- _WHAT TO PRODUCE_:
For this exercise, copy out each line of the material below that includes "PaulZimnisky".

**** GIVEN RECORDS

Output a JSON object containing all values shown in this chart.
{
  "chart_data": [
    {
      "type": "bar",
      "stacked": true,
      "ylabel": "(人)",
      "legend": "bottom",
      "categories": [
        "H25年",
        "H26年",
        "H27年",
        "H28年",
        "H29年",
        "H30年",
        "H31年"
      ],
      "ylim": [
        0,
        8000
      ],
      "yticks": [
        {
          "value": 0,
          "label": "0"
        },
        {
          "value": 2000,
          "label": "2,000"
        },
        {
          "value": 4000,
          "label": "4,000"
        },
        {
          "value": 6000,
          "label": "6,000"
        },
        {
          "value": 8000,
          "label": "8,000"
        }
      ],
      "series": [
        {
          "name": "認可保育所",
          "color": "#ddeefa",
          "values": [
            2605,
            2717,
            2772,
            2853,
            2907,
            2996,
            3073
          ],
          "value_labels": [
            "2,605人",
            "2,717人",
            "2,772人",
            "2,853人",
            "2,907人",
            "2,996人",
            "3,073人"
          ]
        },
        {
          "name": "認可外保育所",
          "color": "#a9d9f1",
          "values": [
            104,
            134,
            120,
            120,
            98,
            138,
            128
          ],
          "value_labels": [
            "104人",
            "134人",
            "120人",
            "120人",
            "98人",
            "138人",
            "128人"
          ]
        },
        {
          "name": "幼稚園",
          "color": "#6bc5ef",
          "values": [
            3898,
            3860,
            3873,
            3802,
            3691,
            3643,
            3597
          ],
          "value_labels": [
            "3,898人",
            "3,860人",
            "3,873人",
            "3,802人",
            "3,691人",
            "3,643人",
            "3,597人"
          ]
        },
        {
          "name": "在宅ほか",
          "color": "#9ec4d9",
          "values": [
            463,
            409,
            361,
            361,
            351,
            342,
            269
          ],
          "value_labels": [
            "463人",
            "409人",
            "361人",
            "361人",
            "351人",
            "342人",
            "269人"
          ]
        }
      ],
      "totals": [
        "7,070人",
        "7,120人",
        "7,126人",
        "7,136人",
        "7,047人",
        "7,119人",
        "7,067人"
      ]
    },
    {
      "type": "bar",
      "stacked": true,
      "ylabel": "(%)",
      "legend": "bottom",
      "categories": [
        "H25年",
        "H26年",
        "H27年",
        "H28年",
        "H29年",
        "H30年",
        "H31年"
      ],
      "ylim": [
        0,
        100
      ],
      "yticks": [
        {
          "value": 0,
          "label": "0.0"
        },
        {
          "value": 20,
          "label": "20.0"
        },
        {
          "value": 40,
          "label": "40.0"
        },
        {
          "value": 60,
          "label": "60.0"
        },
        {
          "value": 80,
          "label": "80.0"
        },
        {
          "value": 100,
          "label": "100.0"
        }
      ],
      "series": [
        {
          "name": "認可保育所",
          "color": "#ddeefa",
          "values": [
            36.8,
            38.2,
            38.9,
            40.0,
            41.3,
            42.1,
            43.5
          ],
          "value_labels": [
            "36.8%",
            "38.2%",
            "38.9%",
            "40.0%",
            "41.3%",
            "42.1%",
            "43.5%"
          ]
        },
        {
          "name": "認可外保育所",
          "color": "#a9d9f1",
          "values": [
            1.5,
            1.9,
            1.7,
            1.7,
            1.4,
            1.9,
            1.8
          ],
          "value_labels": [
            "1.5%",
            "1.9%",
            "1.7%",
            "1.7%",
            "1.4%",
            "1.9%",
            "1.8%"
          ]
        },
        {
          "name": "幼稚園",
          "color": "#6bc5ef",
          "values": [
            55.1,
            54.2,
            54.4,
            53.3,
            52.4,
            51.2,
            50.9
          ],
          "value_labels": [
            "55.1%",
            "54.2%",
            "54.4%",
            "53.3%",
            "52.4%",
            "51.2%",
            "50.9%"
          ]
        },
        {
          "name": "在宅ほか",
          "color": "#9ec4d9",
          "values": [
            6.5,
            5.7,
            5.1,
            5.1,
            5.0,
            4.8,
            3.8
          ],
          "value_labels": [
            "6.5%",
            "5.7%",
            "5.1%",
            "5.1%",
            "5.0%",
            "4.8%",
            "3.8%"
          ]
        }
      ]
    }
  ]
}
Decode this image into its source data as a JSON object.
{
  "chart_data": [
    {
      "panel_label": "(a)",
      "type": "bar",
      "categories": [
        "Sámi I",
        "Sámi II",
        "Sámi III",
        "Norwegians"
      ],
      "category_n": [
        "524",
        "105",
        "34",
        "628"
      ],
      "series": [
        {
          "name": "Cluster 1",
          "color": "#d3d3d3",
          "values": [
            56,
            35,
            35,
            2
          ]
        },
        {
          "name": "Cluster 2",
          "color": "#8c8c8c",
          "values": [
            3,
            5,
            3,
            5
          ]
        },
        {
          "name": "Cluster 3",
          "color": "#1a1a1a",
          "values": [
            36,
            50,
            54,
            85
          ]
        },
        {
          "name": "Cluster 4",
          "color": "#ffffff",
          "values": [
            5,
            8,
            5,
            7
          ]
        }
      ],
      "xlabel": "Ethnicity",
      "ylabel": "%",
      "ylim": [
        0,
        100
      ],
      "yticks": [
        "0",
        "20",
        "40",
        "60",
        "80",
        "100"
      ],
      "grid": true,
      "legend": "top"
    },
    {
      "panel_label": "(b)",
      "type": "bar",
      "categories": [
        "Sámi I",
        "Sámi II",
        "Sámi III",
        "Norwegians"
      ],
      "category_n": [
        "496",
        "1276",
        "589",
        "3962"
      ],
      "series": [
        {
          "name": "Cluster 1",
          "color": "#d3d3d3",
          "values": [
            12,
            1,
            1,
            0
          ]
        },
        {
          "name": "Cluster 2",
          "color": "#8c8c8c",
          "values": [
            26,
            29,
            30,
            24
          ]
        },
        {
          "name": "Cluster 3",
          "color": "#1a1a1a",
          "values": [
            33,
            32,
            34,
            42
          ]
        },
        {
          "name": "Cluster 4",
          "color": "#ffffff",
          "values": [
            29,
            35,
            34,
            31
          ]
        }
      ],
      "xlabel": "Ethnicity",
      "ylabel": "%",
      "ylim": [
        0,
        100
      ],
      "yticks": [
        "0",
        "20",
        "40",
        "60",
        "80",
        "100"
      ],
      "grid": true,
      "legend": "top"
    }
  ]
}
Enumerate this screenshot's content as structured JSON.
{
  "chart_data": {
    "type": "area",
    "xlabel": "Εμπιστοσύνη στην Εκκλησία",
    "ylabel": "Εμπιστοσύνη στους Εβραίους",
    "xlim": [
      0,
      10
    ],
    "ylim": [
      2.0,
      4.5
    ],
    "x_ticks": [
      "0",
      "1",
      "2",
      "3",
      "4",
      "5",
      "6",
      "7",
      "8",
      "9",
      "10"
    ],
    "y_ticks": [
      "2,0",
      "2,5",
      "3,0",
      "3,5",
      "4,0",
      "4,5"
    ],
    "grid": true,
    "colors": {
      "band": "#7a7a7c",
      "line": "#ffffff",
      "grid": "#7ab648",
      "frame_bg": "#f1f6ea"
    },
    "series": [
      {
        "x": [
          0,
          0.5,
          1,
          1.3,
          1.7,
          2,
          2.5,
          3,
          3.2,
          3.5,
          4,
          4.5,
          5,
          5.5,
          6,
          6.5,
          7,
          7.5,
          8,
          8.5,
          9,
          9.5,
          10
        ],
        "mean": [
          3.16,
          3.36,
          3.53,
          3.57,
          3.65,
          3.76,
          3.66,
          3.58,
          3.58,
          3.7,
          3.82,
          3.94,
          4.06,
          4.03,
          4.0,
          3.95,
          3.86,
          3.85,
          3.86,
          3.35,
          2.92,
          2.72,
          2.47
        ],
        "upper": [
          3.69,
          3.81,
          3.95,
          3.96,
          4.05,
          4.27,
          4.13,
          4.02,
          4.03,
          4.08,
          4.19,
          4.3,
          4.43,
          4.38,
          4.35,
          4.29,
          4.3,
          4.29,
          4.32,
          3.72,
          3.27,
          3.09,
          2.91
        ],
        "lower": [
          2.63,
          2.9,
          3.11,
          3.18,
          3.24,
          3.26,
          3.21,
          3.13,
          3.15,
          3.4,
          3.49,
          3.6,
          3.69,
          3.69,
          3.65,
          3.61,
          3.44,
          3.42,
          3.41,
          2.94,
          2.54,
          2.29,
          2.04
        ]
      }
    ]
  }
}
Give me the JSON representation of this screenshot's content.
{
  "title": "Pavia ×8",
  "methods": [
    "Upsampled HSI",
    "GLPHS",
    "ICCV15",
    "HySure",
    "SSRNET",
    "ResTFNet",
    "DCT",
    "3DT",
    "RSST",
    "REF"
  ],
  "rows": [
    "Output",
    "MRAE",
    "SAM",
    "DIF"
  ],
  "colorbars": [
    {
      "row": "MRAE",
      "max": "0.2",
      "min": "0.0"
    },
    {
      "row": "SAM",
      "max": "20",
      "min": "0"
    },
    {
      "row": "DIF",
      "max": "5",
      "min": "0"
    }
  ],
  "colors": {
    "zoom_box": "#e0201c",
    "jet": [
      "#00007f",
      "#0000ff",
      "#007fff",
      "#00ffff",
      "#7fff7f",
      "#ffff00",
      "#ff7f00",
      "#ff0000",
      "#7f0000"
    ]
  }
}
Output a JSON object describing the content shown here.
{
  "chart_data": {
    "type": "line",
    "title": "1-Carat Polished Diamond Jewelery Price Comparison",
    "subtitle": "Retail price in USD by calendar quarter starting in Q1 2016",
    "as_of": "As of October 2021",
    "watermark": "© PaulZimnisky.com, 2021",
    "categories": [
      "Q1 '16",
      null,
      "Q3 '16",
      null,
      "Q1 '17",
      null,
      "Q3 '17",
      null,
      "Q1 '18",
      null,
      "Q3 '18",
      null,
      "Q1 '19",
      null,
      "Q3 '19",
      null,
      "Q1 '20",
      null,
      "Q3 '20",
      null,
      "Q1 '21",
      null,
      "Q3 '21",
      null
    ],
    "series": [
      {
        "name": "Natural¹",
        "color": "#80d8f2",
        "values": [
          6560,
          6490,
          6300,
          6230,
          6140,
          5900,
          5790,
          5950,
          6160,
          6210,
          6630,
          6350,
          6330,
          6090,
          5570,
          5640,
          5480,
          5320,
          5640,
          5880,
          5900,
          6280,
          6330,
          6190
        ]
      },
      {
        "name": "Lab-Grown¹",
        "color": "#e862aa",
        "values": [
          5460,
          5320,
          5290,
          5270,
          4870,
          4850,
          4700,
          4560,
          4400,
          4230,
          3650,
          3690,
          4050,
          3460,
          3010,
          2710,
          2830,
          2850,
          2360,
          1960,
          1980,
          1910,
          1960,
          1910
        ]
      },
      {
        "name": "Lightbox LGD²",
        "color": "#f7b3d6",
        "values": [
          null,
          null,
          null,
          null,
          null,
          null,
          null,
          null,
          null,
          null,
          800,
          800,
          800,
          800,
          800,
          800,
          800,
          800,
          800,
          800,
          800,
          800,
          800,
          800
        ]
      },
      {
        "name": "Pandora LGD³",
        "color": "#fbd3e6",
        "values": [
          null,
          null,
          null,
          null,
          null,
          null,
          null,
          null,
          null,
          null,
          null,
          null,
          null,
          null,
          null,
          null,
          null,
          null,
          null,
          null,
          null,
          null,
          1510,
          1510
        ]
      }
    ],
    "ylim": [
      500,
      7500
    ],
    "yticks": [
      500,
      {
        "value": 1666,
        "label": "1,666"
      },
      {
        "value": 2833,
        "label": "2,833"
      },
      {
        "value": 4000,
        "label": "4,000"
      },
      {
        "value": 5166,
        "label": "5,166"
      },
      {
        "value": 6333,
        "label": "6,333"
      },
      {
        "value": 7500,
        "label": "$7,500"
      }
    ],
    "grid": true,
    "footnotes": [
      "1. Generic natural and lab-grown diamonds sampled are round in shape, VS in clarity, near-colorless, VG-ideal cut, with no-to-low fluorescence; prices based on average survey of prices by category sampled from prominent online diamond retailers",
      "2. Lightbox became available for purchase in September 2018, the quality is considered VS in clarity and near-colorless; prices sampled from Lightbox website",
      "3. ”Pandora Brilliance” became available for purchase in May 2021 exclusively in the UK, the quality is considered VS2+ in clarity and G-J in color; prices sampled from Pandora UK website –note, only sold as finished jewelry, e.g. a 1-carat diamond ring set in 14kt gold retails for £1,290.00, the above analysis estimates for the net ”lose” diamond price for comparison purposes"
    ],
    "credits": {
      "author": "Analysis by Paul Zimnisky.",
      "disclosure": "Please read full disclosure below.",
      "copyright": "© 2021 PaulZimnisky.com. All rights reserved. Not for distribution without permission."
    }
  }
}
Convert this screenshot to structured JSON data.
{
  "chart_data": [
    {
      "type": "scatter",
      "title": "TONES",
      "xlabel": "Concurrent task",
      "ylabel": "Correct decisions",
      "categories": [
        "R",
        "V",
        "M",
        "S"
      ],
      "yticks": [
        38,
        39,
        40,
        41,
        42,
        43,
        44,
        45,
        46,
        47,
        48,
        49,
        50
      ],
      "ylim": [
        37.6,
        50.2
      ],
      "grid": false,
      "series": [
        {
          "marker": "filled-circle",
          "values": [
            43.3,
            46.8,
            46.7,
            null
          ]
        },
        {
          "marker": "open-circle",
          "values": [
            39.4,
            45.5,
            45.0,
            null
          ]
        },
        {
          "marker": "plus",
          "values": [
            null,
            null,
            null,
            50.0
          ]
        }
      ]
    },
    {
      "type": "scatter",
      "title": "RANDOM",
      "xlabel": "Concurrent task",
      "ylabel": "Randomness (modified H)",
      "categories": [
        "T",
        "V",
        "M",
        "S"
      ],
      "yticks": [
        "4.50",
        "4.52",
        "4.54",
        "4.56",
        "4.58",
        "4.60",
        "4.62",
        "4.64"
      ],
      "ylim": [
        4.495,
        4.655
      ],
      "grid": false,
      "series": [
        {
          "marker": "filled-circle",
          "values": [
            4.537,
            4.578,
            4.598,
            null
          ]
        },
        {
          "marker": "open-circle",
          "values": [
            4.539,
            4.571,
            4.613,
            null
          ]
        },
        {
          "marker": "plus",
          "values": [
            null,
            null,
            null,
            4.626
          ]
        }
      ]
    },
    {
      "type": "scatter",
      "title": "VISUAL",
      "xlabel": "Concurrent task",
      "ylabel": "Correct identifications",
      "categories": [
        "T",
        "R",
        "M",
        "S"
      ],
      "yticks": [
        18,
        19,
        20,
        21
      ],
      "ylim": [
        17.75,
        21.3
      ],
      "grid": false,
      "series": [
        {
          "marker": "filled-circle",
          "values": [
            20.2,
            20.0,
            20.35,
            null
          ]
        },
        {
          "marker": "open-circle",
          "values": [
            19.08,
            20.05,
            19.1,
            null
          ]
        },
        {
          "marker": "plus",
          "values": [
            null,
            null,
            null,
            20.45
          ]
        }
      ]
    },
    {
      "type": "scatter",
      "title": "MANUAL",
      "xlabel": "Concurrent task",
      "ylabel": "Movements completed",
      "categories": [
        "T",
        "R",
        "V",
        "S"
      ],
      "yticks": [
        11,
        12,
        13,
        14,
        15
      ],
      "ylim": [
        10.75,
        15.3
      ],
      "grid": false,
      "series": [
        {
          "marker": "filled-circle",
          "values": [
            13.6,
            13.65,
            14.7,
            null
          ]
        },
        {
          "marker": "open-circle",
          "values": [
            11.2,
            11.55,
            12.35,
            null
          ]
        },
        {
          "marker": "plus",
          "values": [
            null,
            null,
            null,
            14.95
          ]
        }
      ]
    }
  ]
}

********

- _EXERCISE RESPONSE_:
    "watermark": "© PaulZimnisky.com, 2021",
      "copyright": "© 2021 PaulZimnisky.com. All rights reserved. Not for distribution without permission."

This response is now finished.